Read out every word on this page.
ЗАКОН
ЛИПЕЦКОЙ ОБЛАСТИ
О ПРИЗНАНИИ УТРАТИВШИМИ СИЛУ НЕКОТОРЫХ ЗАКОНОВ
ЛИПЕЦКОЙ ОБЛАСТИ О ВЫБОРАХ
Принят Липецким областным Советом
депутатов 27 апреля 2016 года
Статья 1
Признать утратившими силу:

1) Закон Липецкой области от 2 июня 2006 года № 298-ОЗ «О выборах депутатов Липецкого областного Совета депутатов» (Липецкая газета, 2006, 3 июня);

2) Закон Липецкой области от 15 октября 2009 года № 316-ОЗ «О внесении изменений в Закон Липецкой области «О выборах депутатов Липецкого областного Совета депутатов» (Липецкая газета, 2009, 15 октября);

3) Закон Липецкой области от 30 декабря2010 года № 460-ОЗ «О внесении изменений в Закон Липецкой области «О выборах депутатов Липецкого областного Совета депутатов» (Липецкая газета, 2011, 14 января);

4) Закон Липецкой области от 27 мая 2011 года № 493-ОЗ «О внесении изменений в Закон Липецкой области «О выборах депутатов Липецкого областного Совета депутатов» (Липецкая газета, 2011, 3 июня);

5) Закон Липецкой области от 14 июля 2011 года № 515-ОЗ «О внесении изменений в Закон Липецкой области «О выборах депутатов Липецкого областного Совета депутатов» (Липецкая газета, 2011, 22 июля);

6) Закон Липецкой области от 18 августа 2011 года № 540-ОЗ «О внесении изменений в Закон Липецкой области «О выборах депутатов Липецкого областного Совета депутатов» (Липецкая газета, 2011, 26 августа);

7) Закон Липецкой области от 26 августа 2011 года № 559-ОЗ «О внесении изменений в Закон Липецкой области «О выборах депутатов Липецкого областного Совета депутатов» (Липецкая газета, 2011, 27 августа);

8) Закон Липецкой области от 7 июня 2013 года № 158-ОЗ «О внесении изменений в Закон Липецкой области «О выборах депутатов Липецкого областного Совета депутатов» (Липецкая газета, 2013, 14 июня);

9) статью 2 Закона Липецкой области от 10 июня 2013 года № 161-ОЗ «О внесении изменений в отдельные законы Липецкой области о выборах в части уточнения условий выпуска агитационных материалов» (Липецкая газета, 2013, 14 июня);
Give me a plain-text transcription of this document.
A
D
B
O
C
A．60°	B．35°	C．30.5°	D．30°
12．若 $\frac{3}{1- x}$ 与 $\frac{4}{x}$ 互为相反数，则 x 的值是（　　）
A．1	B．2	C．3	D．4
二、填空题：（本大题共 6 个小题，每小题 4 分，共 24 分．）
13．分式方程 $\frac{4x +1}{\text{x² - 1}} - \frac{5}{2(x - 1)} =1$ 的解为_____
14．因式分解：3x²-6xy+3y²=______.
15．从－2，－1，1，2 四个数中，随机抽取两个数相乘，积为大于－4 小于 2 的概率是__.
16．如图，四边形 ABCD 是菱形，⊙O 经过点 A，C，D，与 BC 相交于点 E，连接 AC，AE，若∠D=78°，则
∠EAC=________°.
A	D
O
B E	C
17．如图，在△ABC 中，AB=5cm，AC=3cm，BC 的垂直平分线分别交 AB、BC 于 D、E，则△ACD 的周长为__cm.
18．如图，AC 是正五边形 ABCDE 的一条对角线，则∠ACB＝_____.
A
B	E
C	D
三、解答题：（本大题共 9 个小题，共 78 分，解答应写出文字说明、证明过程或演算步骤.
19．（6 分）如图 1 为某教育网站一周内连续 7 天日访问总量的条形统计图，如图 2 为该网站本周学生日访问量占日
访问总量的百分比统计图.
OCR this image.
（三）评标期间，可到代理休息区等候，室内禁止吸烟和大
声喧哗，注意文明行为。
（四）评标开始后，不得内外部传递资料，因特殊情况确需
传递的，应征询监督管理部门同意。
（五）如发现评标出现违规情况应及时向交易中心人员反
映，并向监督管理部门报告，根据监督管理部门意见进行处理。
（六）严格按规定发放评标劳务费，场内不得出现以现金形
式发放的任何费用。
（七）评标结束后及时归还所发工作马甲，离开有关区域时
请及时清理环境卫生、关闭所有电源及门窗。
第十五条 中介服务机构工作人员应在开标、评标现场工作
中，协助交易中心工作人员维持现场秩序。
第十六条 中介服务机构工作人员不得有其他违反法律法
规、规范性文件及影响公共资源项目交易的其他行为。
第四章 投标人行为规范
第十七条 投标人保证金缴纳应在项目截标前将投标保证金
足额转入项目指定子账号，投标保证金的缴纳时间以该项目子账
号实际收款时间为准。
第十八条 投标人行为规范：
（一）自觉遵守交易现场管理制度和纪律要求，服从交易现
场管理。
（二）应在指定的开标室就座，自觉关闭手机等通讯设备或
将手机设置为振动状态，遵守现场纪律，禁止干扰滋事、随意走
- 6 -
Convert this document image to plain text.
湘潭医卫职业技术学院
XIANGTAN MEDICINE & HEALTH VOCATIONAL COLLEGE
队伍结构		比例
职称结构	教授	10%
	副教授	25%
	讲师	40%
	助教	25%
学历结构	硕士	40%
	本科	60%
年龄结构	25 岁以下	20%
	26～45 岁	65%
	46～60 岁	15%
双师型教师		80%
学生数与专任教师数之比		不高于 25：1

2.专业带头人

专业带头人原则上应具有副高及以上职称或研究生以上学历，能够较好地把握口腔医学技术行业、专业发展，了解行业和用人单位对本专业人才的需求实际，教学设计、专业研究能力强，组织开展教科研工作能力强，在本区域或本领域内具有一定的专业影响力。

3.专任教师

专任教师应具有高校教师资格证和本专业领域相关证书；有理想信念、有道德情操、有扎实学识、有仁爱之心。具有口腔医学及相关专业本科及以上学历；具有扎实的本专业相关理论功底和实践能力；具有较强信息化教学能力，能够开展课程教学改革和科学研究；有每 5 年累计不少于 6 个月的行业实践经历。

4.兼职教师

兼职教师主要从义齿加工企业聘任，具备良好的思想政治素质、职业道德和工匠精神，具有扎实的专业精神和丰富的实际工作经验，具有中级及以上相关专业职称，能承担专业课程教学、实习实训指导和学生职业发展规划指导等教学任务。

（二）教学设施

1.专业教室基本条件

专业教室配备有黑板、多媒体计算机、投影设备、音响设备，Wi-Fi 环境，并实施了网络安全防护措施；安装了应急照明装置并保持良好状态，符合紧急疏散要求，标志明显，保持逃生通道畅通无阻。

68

○ ○ ○ ○ ○

→ **WORK TO COMPLETE**: Work out the number of lines in this listing that include the word "image". Reply with that number only.

→ **OUTPUT OF THE EXERCISE**: 2